[Entries with figure data]
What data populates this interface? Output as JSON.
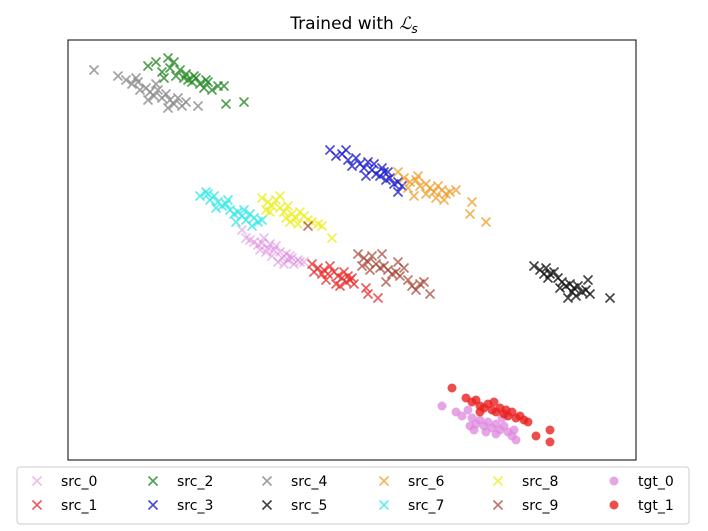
{
  "chart_data": {
    "type": "scatter",
    "title_prefix": "Trained with ",
    "title_math": "ℒ",
    "title_sub": "s",
    "xlabel": "",
    "ylabel": "",
    "axis_ticks": "hidden",
    "grid": false,
    "legend_placement": "bottom",
    "legend_columns": 6,
    "series": [
      {
        "name": "src_0",
        "marker": "x",
        "color": "#dd88dd",
        "alpha": 0.55,
        "points": [
          [
            262,
            243
          ],
          [
            268,
            248
          ],
          [
            274,
            250
          ],
          [
            280,
            252
          ],
          [
            286,
            254
          ],
          [
            292,
            258
          ],
          [
            298,
            260
          ],
          [
            304,
            262
          ],
          [
            258,
            245
          ],
          [
            266,
            252
          ],
          [
            272,
            256
          ],
          [
            278,
            262
          ],
          [
            284,
            264
          ],
          [
            290,
            256
          ],
          [
            270,
            244
          ],
          [
            276,
            246
          ],
          [
            282,
            258
          ],
          [
            288,
            260
          ],
          [
            294,
            264
          ],
          [
            300,
            262
          ],
          [
            242,
            230
          ],
          [
            246,
            238
          ],
          [
            254,
            242
          ],
          [
            260,
            250
          ],
          [
            264,
            238
          ],
          [
            250,
            240
          ]
        ]
      },
      {
        "name": "src_1",
        "marker": "x",
        "color": "#e83030",
        "alpha": 0.8,
        "points": [
          [
            312,
            264
          ],
          [
            318,
            268
          ],
          [
            324,
            270
          ],
          [
            328,
            274
          ],
          [
            334,
            272
          ],
          [
            338,
            276
          ],
          [
            342,
            278
          ],
          [
            346,
            282
          ],
          [
            350,
            280
          ],
          [
            354,
            284
          ],
          [
            322,
            274
          ],
          [
            330,
            266
          ],
          [
            336,
            284
          ],
          [
            344,
            272
          ],
          [
            314,
            272
          ],
          [
            326,
            280
          ],
          [
            340,
            286
          ],
          [
            348,
            276
          ],
          [
            366,
            288
          ],
          [
            368,
            294
          ],
          [
            378,
            298
          ],
          [
            352,
            278
          ]
        ]
      },
      {
        "name": "src_2",
        "marker": "x",
        "color": "#228822",
        "alpha": 0.8,
        "points": [
          [
            148,
            66
          ],
          [
            156,
            62
          ],
          [
            162,
            72
          ],
          [
            168,
            58
          ],
          [
            170,
            68
          ],
          [
            176,
            76
          ],
          [
            180,
            70
          ],
          [
            184,
            78
          ],
          [
            188,
            80
          ],
          [
            192,
            82
          ],
          [
            196,
            78
          ],
          [
            200,
            84
          ],
          [
            204,
            88
          ],
          [
            208,
            82
          ],
          [
            212,
            90
          ],
          [
            218,
            86
          ],
          [
            164,
            78
          ],
          [
            174,
            62
          ],
          [
            186,
            74
          ],
          [
            194,
            76
          ],
          [
            206,
            80
          ],
          [
            224,
            86
          ],
          [
            226,
            104
          ],
          [
            244,
            102
          ]
        ]
      },
      {
        "name": "src_3",
        "marker": "x",
        "color": "#1a1acc",
        "alpha": 0.8,
        "points": [
          [
            330,
            150
          ],
          [
            336,
            156
          ],
          [
            342,
            154
          ],
          [
            348,
            160
          ],
          [
            352,
            166
          ],
          [
            356,
            158
          ],
          [
            360,
            164
          ],
          [
            364,
            168
          ],
          [
            368,
            162
          ],
          [
            372,
            170
          ],
          [
            376,
            174
          ],
          [
            380,
            176
          ],
          [
            384,
            172
          ],
          [
            386,
            180
          ],
          [
            390,
            178
          ],
          [
            394,
            184
          ],
          [
            398,
            182
          ],
          [
            402,
            186
          ],
          [
            374,
            164
          ],
          [
            366,
            176
          ],
          [
            346,
            150
          ],
          [
            382,
            168
          ],
          [
            388,
            172
          ],
          [
            398,
            192
          ]
        ]
      },
      {
        "name": "src_4",
        "marker": "x",
        "color": "#888888",
        "alpha": 0.8,
        "points": [
          [
            94,
            70
          ],
          [
            118,
            76
          ],
          [
            126,
            80
          ],
          [
            132,
            84
          ],
          [
            138,
            82
          ],
          [
            140,
            90
          ],
          [
            146,
            88
          ],
          [
            150,
            92
          ],
          [
            154,
            96
          ],
          [
            158,
            90
          ],
          [
            162,
            98
          ],
          [
            166,
            94
          ],
          [
            170,
            100
          ],
          [
            174,
            104
          ],
          [
            178,
            98
          ],
          [
            182,
            106
          ],
          [
            186,
            102
          ],
          [
            198,
            106
          ],
          [
            136,
            78
          ],
          [
            148,
            100
          ],
          [
            156,
            84
          ],
          [
            168,
            108
          ]
        ]
      },
      {
        "name": "src_5",
        "marker": "x",
        "color": "#111111",
        "alpha": 0.8,
        "points": [
          [
            534,
            266
          ],
          [
            540,
            270
          ],
          [
            546,
            268
          ],
          [
            550,
            274
          ],
          [
            554,
            272
          ],
          [
            558,
            278
          ],
          [
            562,
            282
          ],
          [
            566,
            286
          ],
          [
            570,
            284
          ],
          [
            574,
            288
          ],
          [
            578,
            286
          ],
          [
            582,
            292
          ],
          [
            586,
            290
          ],
          [
            590,
            294
          ],
          [
            568,
            298
          ],
          [
            572,
            292
          ],
          [
            560,
            288
          ],
          [
            548,
            278
          ],
          [
            576,
            296
          ],
          [
            588,
            280
          ],
          [
            610,
            298
          ],
          [
            544,
            274
          ]
        ]
      },
      {
        "name": "src_6",
        "marker": "x",
        "color": "#ee9922",
        "alpha": 0.75,
        "points": [
          [
            398,
            172
          ],
          [
            404,
            178
          ],
          [
            410,
            182
          ],
          [
            416,
            180
          ],
          [
            420,
            186
          ],
          [
            426,
            184
          ],
          [
            430,
            188
          ],
          [
            434,
            192
          ],
          [
            438,
            186
          ],
          [
            442,
            190
          ],
          [
            446,
            194
          ],
          [
            450,
            192
          ],
          [
            456,
            190
          ],
          [
            436,
            198
          ],
          [
            426,
            194
          ],
          [
            408,
            188
          ],
          [
            418,
            176
          ],
          [
            472,
            202
          ],
          [
            470,
            214
          ],
          [
            486,
            222
          ],
          [
            414,
            196
          ],
          [
            444,
            200
          ]
        ]
      },
      {
        "name": "src_7",
        "marker": "x",
        "color": "#33e8e8",
        "alpha": 0.8,
        "points": [
          [
            200,
            196
          ],
          [
            206,
            192
          ],
          [
            210,
            200
          ],
          [
            214,
            196
          ],
          [
            218,
            202
          ],
          [
            222,
            206
          ],
          [
            226,
            204
          ],
          [
            230,
            210
          ],
          [
            234,
            214
          ],
          [
            238,
            212
          ],
          [
            242,
            216
          ],
          [
            246,
            220
          ],
          [
            250,
            214
          ],
          [
            254,
            218
          ],
          [
            258,
            222
          ],
          [
            262,
            220
          ],
          [
            236,
            222
          ],
          [
            244,
            210
          ],
          [
            228,
            200
          ],
          [
            216,
            208
          ],
          [
            208,
            194
          ],
          [
            252,
            226
          ]
        ]
      },
      {
        "name": "src_8",
        "marker": "x",
        "color": "#eeee22",
        "alpha": 0.8,
        "points": [
          [
            262,
            198
          ],
          [
            268,
            202
          ],
          [
            272,
            206
          ],
          [
            276,
            200
          ],
          [
            280,
            208
          ],
          [
            284,
            212
          ],
          [
            288,
            206
          ],
          [
            292,
            214
          ],
          [
            296,
            218
          ],
          [
            300,
            212
          ],
          [
            304,
            216
          ],
          [
            308,
            220
          ],
          [
            312,
            222
          ],
          [
            318,
            224
          ],
          [
            322,
            226
          ],
          [
            270,
            212
          ],
          [
            280,
            196
          ],
          [
            290,
            222
          ],
          [
            298,
            224
          ],
          [
            332,
            238
          ],
          [
            266,
            210
          ],
          [
            286,
            218
          ]
        ]
      },
      {
        "name": "src_9",
        "marker": "x",
        "color": "#a03a28",
        "alpha": 0.7,
        "points": [
          [
            358,
            254
          ],
          [
            364,
            258
          ],
          [
            368,
            262
          ],
          [
            372,
            256
          ],
          [
            376,
            264
          ],
          [
            380,
            268
          ],
          [
            384,
            266
          ],
          [
            388,
            270
          ],
          [
            392,
            274
          ],
          [
            396,
            272
          ],
          [
            400,
            276
          ],
          [
            404,
            268
          ],
          [
            408,
            280
          ],
          [
            412,
            286
          ],
          [
            416,
            290
          ],
          [
            420,
            284
          ],
          [
            424,
            282
          ],
          [
            430,
            294
          ],
          [
            382,
            254
          ],
          [
            370,
            270
          ],
          [
            398,
            262
          ],
          [
            362,
            266
          ],
          [
            386,
            282
          ],
          [
            308,
            226
          ]
        ]
      },
      {
        "name": "tgt_0",
        "marker": "o",
        "color": "#dd88dd",
        "alpha": 0.75,
        "points": [
          [
            442,
            406
          ],
          [
            456,
            412
          ],
          [
            462,
            416
          ],
          [
            468,
            410
          ],
          [
            472,
            418
          ],
          [
            476,
            424
          ],
          [
            480,
            420
          ],
          [
            484,
            426
          ],
          [
            488,
            422
          ],
          [
            492,
            428
          ],
          [
            496,
            424
          ],
          [
            500,
            430
          ],
          [
            504,
            426
          ],
          [
            508,
            432
          ],
          [
            512,
            436
          ],
          [
            516,
            440
          ],
          [
            474,
            430
          ],
          [
            486,
            432
          ],
          [
            496,
            434
          ],
          [
            514,
            430
          ],
          [
            470,
            426
          ],
          [
            502,
            418
          ]
        ]
      },
      {
        "name": "tgt_1",
        "marker": "o",
        "color": "#e82020",
        "alpha": 0.8,
        "points": [
          [
            452,
            388
          ],
          [
            466,
            398
          ],
          [
            472,
            402
          ],
          [
            476,
            400
          ],
          [
            480,
            406
          ],
          [
            484,
            408
          ],
          [
            488,
            404
          ],
          [
            492,
            410
          ],
          [
            496,
            412
          ],
          [
            500,
            408
          ],
          [
            504,
            414
          ],
          [
            508,
            416
          ],
          [
            512,
            412
          ],
          [
            516,
            418
          ],
          [
            520,
            416
          ],
          [
            524,
            420
          ],
          [
            528,
            422
          ],
          [
            536,
            436
          ],
          [
            550,
            430
          ],
          [
            550,
            442
          ],
          [
            480,
            412
          ],
          [
            494,
            402
          ],
          [
            506,
            410
          ]
        ]
      }
    ]
  }
}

What to work on:
Reproduce each line of the entries in which the word "name" is found.

Output of the task:
        "name": "src_0",
        "name": "src_1",
        "name": "src_2",
        "name": "src_3",
        "name": "src_4",
        "name": "src_5",
        "name": "src_6",
        "name": "src_7",
        "name": "src_8",
        "name": "src_9",
        "name": "tgt_0",
        "name": "tgt_1",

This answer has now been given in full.